* **Your instructions**
Copy the data below exactly.
— Start of Material —
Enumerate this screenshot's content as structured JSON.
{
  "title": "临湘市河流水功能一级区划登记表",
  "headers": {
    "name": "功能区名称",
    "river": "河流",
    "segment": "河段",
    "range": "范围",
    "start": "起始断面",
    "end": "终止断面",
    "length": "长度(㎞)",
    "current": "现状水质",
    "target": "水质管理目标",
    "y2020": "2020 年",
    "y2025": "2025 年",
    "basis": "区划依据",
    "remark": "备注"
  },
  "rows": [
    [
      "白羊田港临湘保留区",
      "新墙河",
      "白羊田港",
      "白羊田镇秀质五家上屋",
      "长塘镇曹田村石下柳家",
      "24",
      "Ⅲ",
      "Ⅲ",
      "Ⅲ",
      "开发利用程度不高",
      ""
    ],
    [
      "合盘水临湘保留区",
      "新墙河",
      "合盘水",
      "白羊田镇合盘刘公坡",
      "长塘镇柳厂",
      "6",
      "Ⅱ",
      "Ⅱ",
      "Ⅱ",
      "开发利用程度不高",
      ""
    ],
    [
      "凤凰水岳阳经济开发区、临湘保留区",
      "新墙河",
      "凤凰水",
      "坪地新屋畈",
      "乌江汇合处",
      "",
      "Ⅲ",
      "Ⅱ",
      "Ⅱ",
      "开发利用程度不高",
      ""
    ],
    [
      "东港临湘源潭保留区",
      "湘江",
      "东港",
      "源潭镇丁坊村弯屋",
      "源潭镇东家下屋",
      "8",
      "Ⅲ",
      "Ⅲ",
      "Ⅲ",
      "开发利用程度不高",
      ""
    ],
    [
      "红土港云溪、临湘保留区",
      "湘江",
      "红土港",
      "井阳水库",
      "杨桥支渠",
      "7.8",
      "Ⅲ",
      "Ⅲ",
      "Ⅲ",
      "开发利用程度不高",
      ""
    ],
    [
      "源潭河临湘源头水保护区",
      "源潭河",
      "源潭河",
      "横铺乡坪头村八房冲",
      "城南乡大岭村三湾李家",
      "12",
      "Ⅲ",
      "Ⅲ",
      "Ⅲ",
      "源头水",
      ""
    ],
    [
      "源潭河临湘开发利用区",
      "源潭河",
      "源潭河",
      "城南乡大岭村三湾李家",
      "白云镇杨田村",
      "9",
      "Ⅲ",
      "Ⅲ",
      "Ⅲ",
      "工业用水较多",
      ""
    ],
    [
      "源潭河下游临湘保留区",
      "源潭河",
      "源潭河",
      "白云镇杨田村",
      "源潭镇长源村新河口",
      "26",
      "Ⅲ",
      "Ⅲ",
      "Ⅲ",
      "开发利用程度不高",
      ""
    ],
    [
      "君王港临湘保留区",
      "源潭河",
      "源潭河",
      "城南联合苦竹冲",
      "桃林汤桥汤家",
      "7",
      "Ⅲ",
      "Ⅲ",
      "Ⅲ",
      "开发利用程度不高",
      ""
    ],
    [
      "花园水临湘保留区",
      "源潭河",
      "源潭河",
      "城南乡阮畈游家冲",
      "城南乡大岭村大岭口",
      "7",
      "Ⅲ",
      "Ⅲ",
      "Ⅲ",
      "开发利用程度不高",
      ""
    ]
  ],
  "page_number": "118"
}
— End of Material —
* **Final result**
Enumerate this screenshot's content as structured JSON.
{
  "title": "临湘市河流水功能一级区划登记表",
  "headers": {
    "name": "功能区名称",
    "river": "河流",
    "segment": "河段",
    "range": "范围",
    "start": "起始断面",
    "end": "终止断面",
    "length": "长度(㎞)",
    "current": "现状水质",
    "target": "水质管理目标",
    "y2020": "2020 年",
    "y2025": "2025 年",
    "basis": "区划依据",
    "remark": "备注"
  },
  "rows": [
    [
      "白羊田港临湘保留区",
      "新墙河",
      "白羊田港",
      "白羊田镇秀质五家上屋",
      "长塘镇曹田村石下柳家",
      "24",
      "Ⅲ",
      "Ⅲ",
      "Ⅲ",
      "开发利用程度不高",
      ""
    ],
    [
      "合盘水临湘保留区",
      "新墙河",
      "合盘水",
      "白羊田镇合盘刘公坡",
      "长塘镇柳厂",
      "6",
      "Ⅱ",
      "Ⅱ",
      "Ⅱ",
      "开发利用程度不高",
      ""
    ],
    [
      "凤凰水岳阳经济开发区、临湘保留区",
      "新墙河",
      "凤凰水",
      "坪地新屋畈",
      "乌江汇合处",
      "",
      "Ⅲ",
      "Ⅱ",
      "Ⅱ",
      "开发利用程度不高",
      ""
    ],
    [
      "东港临湘源潭保留区",
      "湘江",
      "东港",
      "源潭镇丁坊村弯屋",
      "源潭镇东家下屋",
      "8",
      "Ⅲ",
      "Ⅲ",
      "Ⅲ",
      "开发利用程度不高",
      ""
    ],
    [
      "红土港云溪、临湘保留区",
      "湘江",
      "红土港",
      "井阳水库",
      "杨桥支渠",
      "7.8",
      "Ⅲ",
      "Ⅲ",
      "Ⅲ",
      "开发利用程度不高",
      ""
    ],
    [
      "源潭河临湘源头水保护区",
      "源潭河",
      "源潭河",
      "横铺乡坪头村八房冲",
      "城南乡大岭村三湾李家",
      "12",
      "Ⅲ",
      "Ⅲ",
      "Ⅲ",
      "源头水",
      ""
    ],
    [
      "源潭河临湘开发利用区",
      "源潭河",
      "源潭河",
      "城南乡大岭村三湾李家",
      "白云镇杨田村",
      "9",
      "Ⅲ",
      "Ⅲ",
      "Ⅲ",
      "工业用水较多",
      ""
    ],
    [
      "源潭河下游临湘保留区",
      "源潭河",
      "源潭河",
      "白云镇杨田村",
      "源潭镇长源村新河口",
      "26",
      "Ⅲ",
      "Ⅲ",
      "Ⅲ",
      "开发利用程度不高",
      ""
    ],
    [
      "君王港临湘保留区",
      "源潭河",
      "源潭河",
      "城南联合苦竹冲",
      "桃林汤桥汤家",
      "7",
      "Ⅲ",
      "Ⅲ",
      "Ⅲ",
      "开发利用程度不高",
      ""
    ],
    [
      "花园水临湘保留区",
      "源潭河",
      "源潭河",
      "城南乡阮畈游家冲",
      "城南乡大岭村大岭口",
      "7",
      "Ⅲ",
      "Ⅲ",
      "Ⅲ",
      "开发利用程度不高",
      ""
    ]
  ],
  "page_number": "118"
}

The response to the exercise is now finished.